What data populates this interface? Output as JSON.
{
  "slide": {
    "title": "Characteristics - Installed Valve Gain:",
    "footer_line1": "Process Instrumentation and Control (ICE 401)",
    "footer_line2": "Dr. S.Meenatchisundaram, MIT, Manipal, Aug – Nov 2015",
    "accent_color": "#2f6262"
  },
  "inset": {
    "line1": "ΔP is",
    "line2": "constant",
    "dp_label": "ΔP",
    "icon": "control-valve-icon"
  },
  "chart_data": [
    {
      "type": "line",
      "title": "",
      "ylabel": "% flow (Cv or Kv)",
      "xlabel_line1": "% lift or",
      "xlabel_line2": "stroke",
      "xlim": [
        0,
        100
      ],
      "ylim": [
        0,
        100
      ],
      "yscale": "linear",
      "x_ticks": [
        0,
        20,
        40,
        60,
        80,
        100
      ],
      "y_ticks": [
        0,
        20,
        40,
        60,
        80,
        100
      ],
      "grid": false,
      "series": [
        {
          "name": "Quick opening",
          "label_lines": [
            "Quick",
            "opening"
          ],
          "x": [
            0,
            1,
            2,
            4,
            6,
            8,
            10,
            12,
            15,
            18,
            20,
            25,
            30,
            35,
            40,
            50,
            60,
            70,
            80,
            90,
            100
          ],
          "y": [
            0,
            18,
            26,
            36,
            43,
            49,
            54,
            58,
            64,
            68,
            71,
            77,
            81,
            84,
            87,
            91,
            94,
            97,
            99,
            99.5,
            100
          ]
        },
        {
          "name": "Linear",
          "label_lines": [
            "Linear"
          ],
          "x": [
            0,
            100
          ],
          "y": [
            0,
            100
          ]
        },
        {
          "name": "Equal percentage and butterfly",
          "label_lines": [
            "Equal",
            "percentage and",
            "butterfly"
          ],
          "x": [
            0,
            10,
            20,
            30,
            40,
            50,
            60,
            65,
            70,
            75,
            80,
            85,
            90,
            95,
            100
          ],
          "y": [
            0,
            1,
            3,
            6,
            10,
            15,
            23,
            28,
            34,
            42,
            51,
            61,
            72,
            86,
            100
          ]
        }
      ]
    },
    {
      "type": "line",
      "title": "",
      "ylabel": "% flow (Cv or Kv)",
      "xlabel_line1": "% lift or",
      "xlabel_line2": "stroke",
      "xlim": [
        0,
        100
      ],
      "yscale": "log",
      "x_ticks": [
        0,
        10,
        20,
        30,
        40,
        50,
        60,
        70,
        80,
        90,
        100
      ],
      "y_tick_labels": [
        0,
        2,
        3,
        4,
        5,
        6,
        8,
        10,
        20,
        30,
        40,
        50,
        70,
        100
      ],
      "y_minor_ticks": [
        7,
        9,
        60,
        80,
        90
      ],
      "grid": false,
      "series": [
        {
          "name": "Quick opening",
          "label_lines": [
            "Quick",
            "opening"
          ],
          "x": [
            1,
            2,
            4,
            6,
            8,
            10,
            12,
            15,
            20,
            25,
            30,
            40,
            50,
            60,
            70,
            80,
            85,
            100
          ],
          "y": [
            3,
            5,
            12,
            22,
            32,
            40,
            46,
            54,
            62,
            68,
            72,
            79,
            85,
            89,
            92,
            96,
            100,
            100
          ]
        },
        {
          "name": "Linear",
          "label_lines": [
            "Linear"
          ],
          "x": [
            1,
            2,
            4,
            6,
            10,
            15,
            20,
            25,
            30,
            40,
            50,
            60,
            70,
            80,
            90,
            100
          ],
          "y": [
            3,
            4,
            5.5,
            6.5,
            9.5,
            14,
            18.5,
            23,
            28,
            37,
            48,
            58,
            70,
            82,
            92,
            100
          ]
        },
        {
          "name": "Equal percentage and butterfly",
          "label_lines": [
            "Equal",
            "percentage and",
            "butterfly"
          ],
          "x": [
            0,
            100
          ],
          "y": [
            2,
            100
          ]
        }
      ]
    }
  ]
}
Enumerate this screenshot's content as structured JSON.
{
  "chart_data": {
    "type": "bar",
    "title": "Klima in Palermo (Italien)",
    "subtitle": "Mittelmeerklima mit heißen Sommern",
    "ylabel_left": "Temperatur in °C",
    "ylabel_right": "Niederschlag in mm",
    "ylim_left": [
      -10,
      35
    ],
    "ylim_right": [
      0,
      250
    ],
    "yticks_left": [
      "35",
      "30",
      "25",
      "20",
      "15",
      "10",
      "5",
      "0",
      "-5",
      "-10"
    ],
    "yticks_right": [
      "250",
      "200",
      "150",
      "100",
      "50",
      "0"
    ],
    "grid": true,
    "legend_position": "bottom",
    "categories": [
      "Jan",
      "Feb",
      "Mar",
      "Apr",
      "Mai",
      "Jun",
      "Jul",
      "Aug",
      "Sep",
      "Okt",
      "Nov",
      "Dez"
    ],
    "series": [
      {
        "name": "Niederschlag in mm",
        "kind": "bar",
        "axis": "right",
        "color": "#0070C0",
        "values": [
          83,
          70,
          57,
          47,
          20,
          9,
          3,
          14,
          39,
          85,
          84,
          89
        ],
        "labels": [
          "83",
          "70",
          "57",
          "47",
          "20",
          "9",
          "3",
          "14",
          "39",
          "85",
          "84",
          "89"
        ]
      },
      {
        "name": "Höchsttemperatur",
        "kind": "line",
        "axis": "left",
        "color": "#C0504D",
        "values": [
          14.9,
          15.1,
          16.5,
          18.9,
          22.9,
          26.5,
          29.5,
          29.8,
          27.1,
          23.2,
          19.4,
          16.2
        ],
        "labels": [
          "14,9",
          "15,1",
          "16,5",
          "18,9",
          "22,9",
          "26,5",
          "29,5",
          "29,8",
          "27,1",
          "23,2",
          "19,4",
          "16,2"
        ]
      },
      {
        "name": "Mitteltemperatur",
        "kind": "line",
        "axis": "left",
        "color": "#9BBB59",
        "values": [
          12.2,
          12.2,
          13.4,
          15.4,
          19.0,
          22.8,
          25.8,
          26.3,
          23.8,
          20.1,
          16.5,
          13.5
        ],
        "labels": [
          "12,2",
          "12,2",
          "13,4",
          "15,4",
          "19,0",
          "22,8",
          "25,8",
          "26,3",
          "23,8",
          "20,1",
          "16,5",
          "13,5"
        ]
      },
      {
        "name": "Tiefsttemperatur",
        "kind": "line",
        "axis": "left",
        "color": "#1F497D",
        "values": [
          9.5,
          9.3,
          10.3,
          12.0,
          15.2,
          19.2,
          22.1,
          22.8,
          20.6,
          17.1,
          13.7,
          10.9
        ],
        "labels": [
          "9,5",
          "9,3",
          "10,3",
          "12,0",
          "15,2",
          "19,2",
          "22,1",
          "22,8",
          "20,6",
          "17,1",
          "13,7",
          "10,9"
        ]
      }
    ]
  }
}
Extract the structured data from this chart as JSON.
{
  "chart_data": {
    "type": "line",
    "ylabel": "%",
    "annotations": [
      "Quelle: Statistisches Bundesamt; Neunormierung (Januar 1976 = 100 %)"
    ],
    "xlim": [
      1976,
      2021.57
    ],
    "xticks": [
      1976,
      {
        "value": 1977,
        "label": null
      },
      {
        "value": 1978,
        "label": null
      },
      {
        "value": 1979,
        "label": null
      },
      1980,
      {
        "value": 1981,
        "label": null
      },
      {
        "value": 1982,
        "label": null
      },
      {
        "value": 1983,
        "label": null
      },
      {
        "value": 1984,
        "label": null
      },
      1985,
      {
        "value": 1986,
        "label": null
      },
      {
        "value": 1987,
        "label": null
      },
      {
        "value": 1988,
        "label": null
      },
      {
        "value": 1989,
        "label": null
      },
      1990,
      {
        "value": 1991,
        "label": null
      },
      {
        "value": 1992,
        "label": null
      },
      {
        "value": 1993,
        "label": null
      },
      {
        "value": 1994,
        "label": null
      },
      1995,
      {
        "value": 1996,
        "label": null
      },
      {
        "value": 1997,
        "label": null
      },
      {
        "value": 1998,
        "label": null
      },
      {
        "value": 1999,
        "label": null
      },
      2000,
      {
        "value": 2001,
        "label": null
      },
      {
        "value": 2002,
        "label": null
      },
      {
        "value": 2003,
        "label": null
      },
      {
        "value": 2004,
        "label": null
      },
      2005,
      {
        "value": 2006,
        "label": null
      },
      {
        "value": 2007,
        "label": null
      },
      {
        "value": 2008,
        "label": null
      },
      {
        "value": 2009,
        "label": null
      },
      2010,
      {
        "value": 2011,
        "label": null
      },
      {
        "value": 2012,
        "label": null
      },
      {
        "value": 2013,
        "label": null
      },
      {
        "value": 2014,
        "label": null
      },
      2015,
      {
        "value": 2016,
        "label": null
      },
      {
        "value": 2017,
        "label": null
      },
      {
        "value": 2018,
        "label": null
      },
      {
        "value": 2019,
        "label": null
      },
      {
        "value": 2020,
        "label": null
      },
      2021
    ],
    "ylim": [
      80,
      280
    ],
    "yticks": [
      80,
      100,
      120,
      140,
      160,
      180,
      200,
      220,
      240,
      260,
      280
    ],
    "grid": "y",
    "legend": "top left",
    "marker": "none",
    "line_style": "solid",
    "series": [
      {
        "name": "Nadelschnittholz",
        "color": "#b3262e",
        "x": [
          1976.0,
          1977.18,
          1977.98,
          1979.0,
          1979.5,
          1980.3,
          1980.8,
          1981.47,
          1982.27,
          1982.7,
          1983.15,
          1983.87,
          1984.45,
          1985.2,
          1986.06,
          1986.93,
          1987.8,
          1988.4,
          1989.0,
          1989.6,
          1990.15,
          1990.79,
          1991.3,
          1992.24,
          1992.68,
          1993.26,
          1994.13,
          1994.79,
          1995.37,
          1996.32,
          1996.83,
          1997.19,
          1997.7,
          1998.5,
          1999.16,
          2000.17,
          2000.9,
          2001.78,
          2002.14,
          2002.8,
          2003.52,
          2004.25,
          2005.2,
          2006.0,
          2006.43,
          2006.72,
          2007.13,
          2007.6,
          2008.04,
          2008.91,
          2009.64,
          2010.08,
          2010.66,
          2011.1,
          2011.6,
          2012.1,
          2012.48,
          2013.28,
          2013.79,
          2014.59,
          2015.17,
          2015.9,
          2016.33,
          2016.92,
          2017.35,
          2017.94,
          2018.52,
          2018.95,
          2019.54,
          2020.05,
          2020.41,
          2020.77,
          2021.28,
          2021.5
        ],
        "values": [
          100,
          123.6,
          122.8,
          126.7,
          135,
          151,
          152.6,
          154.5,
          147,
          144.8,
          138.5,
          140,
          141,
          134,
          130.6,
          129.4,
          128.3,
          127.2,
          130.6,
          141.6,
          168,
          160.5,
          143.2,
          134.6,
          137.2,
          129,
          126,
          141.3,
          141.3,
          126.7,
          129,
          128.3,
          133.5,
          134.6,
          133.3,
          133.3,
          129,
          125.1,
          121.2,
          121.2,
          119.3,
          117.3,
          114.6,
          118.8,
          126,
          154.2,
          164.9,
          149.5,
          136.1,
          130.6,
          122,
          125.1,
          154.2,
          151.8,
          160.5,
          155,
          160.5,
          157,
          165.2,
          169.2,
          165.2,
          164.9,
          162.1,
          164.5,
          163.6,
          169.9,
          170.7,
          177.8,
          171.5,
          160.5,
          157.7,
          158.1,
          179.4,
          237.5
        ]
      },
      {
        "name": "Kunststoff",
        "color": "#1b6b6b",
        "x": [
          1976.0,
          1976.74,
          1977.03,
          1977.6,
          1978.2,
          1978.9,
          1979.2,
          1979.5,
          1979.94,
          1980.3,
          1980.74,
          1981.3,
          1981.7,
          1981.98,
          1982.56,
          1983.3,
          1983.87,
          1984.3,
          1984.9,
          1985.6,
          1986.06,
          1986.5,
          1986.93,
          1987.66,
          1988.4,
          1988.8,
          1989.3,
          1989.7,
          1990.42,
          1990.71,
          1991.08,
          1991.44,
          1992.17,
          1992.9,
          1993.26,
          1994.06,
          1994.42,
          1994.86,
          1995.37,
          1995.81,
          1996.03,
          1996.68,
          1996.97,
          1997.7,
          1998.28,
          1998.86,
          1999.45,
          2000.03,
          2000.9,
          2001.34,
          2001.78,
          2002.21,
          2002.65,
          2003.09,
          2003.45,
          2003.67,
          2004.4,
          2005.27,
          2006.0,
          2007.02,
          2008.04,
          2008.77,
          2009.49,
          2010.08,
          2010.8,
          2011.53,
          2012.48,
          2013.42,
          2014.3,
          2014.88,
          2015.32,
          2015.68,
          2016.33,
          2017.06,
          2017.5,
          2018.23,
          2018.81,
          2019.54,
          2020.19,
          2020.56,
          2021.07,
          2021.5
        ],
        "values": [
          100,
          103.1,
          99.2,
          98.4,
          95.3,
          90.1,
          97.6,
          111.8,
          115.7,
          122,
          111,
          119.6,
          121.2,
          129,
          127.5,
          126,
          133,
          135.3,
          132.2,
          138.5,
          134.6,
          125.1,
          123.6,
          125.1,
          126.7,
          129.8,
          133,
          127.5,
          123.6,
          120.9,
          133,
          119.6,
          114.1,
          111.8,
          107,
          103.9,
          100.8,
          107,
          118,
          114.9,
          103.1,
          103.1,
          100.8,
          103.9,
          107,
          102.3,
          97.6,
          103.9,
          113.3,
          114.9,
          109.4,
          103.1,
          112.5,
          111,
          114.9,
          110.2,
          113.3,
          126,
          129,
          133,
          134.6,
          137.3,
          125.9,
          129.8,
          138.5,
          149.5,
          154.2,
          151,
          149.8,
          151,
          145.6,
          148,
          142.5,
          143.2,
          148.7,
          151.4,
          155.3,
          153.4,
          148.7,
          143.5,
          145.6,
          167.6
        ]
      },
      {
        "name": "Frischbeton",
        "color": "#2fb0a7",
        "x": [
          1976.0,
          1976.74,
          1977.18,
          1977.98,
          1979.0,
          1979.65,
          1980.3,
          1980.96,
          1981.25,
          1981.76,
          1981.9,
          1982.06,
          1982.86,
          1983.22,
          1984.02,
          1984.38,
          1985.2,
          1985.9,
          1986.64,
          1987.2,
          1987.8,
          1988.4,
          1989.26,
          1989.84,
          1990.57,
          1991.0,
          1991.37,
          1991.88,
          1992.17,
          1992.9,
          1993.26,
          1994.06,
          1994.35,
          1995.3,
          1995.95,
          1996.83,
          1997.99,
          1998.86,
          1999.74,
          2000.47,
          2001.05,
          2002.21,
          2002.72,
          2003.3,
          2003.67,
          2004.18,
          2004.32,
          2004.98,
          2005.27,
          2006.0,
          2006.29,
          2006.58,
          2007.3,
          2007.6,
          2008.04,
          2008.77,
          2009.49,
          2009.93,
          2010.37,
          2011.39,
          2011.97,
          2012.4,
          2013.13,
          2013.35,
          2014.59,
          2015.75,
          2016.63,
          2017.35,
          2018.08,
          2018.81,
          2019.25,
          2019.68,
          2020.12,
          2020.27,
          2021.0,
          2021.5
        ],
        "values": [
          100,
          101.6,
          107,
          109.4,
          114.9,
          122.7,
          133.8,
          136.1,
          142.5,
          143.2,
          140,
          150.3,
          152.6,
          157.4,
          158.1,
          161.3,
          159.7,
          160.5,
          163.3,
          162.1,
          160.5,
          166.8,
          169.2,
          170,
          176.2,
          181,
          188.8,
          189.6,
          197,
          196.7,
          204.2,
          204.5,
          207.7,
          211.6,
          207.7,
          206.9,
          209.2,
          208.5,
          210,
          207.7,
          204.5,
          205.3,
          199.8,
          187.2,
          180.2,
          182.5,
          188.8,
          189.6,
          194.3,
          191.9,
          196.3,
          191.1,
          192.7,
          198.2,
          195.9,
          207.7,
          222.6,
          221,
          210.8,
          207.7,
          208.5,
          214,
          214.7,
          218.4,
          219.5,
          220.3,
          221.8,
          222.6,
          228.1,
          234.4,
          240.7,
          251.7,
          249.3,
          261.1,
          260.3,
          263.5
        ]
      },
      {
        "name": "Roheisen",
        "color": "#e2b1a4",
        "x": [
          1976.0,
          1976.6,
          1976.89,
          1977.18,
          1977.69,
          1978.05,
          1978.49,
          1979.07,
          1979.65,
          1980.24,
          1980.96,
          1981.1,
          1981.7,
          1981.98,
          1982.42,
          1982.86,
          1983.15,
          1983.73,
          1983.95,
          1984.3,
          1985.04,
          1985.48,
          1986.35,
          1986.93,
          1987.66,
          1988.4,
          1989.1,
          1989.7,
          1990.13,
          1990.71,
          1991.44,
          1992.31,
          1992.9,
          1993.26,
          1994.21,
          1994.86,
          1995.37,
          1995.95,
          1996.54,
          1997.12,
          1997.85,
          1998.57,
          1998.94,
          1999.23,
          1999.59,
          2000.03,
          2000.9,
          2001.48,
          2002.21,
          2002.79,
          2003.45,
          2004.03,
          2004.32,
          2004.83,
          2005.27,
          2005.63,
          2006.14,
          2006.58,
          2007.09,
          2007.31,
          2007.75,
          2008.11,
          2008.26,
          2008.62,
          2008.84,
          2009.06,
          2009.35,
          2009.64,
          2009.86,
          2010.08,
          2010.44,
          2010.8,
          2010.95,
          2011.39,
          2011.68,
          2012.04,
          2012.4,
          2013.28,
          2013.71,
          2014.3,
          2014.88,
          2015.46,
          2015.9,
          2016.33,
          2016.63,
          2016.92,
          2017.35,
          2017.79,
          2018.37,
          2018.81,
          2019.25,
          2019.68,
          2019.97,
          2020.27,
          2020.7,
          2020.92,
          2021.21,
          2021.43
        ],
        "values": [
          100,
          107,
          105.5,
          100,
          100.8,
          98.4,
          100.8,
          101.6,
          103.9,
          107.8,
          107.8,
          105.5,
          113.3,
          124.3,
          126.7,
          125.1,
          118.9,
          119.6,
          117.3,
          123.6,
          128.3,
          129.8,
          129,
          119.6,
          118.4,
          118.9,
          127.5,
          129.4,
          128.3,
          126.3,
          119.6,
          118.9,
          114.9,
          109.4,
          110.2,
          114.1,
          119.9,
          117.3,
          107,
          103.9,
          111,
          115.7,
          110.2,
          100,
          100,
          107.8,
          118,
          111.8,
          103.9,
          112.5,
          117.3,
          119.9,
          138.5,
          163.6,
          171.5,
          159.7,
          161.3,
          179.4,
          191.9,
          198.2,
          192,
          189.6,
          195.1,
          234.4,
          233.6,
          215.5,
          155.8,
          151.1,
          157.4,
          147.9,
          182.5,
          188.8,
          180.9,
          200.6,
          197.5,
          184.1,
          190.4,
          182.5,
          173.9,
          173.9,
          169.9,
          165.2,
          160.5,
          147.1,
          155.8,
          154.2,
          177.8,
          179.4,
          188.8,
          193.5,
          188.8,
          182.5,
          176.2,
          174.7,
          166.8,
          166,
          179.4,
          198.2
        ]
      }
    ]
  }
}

_ _ _ _ _ _ _

* Task objective *
Read the entries and show each line that mentions "Niederschlag".

* Task result *
    "ylabel_right": "Niederschlag in mm",
        "name": "Niederschlag in mm",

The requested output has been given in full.